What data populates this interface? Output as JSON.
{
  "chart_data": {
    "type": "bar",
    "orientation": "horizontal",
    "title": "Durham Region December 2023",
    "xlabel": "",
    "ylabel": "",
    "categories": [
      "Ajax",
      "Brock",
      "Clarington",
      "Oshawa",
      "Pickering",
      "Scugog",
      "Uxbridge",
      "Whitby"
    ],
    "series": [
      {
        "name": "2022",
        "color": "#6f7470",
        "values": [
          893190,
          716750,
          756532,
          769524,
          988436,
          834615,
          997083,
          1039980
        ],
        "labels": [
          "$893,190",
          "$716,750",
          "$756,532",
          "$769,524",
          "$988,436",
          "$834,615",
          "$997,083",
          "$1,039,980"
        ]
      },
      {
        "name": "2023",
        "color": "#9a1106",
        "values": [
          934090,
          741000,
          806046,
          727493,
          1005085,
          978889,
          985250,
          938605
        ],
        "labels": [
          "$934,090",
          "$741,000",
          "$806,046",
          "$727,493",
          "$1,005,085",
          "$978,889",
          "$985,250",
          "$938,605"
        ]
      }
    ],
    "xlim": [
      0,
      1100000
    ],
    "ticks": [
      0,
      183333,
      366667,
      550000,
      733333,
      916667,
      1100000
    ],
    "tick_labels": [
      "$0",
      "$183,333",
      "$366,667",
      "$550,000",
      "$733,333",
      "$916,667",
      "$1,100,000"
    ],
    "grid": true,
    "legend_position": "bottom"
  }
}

* **WORK INSTRUCTIONS**:
Copy out the material above in its entirety. Every detail must match.

* **SOLUTION FOR THIS TASK**:
What data populates this interface? Output as JSON.
{
  "chart_data": {
    "type": "bar",
    "orientation": "horizontal",
    "title": "Durham Region December 2023",
    "xlabel": "",
    "ylabel": "",
    "categories": [
      "Ajax",
      "Brock",
      "Clarington",
      "Oshawa",
      "Pickering",
      "Scugog",
      "Uxbridge",
      "Whitby"
    ],
    "series": [
      {
        "name": "2022",
        "color": "#6f7470",
        "values": [
          893190,
          716750,
          756532,
          769524,
          988436,
          834615,
          997083,
          1039980
        ],
        "labels": [
          "$893,190",
          "$716,750",
          "$756,532",
          "$769,524",
          "$988,436",
          "$834,615",
          "$997,083",
          "$1,039,980"
        ]
      },
      {
        "name": "2023",
        "color": "#9a1106",
        "values": [
          934090,
          741000,
          806046,
          727493,
          1005085,
          978889,
          985250,
          938605
        ],
        "labels": [
          "$934,090",
          "$741,000",
          "$806,046",
          "$727,493",
          "$1,005,085",
          "$978,889",
          "$985,250",
          "$938,605"
        ]
      }
    ],
    "xlim": [
      0,
      1100000
    ],
    "ticks": [
      0,
      183333,
      366667,
      550000,
      733333,
      916667,
      1100000
    ],
    "tick_labels": [
      "$0",
      "$183,333",
      "$366,667",
      "$550,000",
      "$733,333",
      "$916,667",
      "$1,100,000"
    ],
    "grid": true,
    "legend_position": "bottom"
  }
}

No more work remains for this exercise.